PROMPT:
Filter the entries and keep only the lines where the string "name" appears.

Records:

+===+

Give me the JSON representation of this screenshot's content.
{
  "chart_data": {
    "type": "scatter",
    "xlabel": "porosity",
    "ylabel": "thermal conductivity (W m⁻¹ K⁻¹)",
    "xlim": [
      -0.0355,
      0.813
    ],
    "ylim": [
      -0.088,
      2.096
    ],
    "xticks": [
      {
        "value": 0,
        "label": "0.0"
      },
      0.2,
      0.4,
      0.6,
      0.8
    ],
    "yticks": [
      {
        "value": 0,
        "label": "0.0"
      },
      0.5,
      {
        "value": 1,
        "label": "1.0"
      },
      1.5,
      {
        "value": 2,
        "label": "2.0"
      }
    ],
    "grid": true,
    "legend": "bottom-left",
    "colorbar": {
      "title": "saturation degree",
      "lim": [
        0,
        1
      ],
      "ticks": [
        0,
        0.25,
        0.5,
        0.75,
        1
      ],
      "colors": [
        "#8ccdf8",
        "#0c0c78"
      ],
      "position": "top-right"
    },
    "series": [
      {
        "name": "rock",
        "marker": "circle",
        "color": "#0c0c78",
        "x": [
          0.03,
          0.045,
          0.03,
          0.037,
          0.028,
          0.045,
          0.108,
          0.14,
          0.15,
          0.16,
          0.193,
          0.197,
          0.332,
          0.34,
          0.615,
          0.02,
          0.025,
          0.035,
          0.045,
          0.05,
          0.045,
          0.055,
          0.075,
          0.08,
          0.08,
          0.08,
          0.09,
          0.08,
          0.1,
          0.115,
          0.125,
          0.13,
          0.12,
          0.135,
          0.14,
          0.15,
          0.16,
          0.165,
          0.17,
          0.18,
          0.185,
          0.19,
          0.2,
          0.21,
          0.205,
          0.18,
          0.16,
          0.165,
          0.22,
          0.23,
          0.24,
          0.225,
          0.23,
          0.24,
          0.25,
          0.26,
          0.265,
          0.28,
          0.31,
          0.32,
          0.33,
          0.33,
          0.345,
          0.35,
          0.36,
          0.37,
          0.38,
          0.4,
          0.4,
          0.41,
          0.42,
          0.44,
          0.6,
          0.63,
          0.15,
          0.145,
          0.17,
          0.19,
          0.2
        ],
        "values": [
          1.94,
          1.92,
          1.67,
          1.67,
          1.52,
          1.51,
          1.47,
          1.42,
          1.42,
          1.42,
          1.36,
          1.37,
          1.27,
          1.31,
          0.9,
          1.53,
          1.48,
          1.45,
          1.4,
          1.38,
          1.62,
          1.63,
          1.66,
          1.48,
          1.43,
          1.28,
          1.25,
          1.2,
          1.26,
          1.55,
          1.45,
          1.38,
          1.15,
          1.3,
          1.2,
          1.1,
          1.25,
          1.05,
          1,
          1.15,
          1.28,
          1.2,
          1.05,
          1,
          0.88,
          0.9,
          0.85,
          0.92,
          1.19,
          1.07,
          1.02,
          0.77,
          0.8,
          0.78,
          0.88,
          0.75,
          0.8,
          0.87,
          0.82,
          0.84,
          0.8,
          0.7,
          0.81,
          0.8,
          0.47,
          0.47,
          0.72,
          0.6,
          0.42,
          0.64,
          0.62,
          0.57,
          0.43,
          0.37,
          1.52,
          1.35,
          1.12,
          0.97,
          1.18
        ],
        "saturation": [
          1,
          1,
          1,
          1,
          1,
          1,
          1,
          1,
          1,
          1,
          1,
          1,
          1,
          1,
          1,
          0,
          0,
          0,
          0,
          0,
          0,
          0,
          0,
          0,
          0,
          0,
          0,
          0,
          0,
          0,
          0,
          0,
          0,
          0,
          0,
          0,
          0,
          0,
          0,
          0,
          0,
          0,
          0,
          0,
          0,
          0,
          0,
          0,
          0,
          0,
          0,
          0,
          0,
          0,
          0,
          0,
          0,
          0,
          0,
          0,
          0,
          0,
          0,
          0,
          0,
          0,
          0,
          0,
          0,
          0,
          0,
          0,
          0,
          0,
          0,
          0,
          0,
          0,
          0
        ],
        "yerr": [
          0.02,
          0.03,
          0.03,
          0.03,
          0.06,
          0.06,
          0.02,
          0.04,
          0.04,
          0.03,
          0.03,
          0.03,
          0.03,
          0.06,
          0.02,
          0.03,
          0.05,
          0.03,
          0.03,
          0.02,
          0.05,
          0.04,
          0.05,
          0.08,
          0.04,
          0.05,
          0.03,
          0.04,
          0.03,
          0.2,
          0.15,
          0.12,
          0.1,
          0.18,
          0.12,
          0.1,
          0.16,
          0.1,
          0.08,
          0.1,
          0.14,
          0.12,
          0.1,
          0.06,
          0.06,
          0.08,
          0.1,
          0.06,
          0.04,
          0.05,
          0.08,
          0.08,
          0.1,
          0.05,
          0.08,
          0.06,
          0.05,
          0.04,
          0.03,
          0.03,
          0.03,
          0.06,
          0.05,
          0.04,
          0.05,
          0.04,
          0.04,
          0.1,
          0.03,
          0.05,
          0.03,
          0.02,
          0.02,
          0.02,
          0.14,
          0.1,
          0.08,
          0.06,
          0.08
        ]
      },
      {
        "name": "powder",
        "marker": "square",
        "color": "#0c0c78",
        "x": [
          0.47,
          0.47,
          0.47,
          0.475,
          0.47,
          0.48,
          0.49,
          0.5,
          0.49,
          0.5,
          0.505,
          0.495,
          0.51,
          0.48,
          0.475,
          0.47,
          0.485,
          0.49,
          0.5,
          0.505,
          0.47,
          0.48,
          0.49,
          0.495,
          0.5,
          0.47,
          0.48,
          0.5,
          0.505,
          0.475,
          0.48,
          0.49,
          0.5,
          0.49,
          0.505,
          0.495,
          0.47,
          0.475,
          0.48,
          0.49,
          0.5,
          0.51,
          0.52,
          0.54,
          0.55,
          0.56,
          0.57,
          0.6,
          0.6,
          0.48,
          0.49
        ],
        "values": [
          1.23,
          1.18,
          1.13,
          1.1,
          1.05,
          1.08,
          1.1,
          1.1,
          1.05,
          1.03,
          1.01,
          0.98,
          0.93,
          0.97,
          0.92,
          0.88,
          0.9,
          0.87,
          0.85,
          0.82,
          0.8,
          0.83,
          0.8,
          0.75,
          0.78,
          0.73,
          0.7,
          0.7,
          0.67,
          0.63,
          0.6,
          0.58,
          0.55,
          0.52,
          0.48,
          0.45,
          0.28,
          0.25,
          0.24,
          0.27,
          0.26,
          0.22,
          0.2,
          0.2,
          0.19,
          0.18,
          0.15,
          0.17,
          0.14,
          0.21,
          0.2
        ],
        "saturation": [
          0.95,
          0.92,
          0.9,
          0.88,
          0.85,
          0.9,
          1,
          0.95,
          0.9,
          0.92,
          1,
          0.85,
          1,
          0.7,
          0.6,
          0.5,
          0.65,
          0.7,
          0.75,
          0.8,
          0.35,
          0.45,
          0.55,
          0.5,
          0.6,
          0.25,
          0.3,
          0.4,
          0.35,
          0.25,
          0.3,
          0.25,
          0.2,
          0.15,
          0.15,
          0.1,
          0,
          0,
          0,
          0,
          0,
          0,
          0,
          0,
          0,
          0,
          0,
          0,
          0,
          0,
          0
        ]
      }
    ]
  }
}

+===+

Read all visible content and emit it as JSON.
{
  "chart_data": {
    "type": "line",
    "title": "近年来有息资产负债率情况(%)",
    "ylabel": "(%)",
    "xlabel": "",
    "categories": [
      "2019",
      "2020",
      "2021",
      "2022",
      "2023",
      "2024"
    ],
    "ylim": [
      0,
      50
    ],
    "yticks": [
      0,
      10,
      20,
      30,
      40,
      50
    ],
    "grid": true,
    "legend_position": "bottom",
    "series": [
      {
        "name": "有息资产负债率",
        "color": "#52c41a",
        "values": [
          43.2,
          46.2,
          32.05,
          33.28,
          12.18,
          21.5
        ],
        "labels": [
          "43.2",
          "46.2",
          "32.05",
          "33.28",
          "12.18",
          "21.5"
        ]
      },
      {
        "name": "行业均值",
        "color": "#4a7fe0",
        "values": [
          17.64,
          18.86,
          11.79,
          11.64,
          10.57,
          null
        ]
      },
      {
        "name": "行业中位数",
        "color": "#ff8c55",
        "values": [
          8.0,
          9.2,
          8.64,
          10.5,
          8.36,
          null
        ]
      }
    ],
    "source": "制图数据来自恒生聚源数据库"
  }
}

+===+

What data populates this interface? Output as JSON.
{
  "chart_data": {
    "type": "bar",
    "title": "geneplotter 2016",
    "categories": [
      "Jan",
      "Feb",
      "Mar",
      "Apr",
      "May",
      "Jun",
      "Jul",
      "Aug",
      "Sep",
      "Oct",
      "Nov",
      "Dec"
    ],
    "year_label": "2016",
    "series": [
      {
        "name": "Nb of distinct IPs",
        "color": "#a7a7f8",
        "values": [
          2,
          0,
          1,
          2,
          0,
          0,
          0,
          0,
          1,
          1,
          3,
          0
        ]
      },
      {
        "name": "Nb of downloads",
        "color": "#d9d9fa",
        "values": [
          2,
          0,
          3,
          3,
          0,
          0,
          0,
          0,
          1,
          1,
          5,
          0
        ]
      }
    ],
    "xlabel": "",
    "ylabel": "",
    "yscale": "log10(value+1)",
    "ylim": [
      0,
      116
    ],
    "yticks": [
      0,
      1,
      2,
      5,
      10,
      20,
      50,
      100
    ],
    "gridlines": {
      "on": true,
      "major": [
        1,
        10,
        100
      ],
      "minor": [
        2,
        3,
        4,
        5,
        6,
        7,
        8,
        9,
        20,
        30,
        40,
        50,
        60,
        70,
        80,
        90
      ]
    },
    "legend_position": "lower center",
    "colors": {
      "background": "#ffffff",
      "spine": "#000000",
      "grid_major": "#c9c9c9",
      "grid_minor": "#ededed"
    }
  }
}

+===+

FULL SOLUTION:
        "name": "rock",
        "name": "powder",
        "name": "有息资产负债率",
        "name": "行业均值",
        "name": "行业中位数",
        "name": "Nb of distinct IPs",
        "name": "Nb of downloads",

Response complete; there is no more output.